> **EXERCISE BRIEF**:
Please transcribe the data below exactly. Leave the pictures out.

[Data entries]
======
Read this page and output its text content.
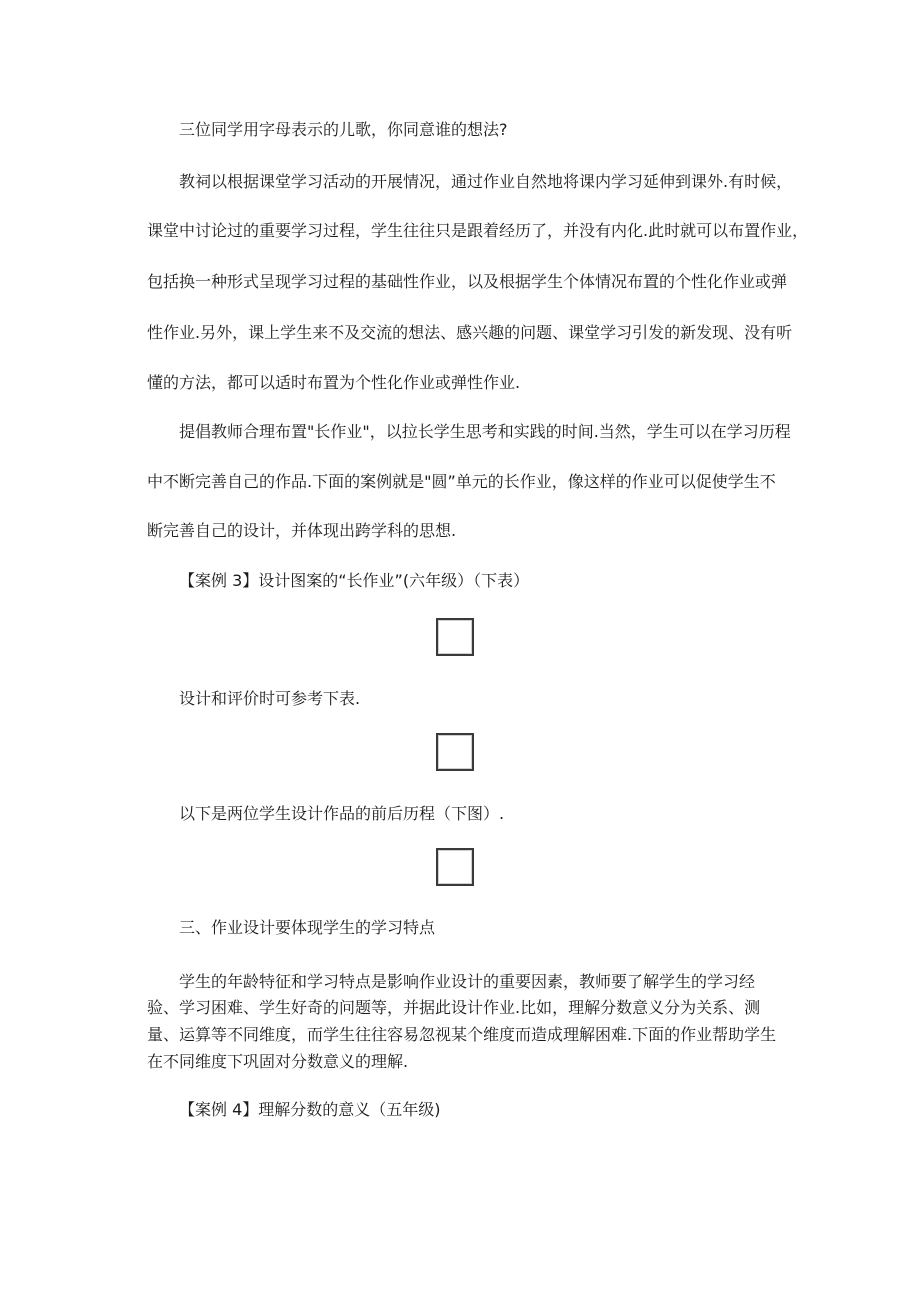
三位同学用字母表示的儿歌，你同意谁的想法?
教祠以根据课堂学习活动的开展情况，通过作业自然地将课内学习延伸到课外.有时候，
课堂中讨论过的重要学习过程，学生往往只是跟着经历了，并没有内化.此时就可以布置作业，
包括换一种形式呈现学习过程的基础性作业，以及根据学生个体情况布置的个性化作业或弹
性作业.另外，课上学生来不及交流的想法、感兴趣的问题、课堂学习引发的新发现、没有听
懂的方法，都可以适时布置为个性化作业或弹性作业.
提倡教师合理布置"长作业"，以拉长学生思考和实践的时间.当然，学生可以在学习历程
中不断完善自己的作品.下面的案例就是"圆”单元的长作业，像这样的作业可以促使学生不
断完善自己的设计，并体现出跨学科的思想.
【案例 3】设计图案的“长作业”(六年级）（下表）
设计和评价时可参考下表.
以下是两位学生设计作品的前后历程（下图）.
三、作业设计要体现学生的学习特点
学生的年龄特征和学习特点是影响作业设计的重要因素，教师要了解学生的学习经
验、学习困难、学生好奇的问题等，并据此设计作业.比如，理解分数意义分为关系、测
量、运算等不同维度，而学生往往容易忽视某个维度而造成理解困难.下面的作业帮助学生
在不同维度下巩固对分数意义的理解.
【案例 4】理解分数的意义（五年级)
======
> **EXERCISE OUTPUT**:
Read this page and output its text content.
三位同学用字母表示的儿歌，你同意谁的想法?
教祠以根据课堂学习活动的开展情况，通过作业自然地将课内学习延伸到课外.有时候，
课堂中讨论过的重要学习过程，学生往往只是跟着经历了，并没有内化.此时就可以布置作业，
包括换一种形式呈现学习过程的基础性作业，以及根据学生个体情况布置的个性化作业或弹
性作业.另外，课上学生来不及交流的想法、感兴趣的问题、课堂学习引发的新发现、没有听
懂的方法，都可以适时布置为个性化作业或弹性作业.
提倡教师合理布置"长作业"，以拉长学生思考和实践的时间.当然，学生可以在学习历程
中不断完善自己的作品.下面的案例就是"圆”单元的长作业，像这样的作业可以促使学生不
断完善自己的设计，并体现出跨学科的思想.
【案例 3】设计图案的“长作业”(六年级）（下表）
设计和评价时可参考下表.
以下是两位学生设计作品的前后历程（下图）.
三、作业设计要体现学生的学习特点
学生的年龄特征和学习特点是影响作业设计的重要因素，教师要了解学生的学习经
验、学习困难、学生好奇的问题等，并据此设计作业.比如，理解分数意义分为关系、测
量、运算等不同维度，而学生往往容易忽视某个维度而造成理解困难.下面的作业帮助学生
在不同维度下巩固对分数意义的理解.
【案例 4】理解分数的意义（五年级)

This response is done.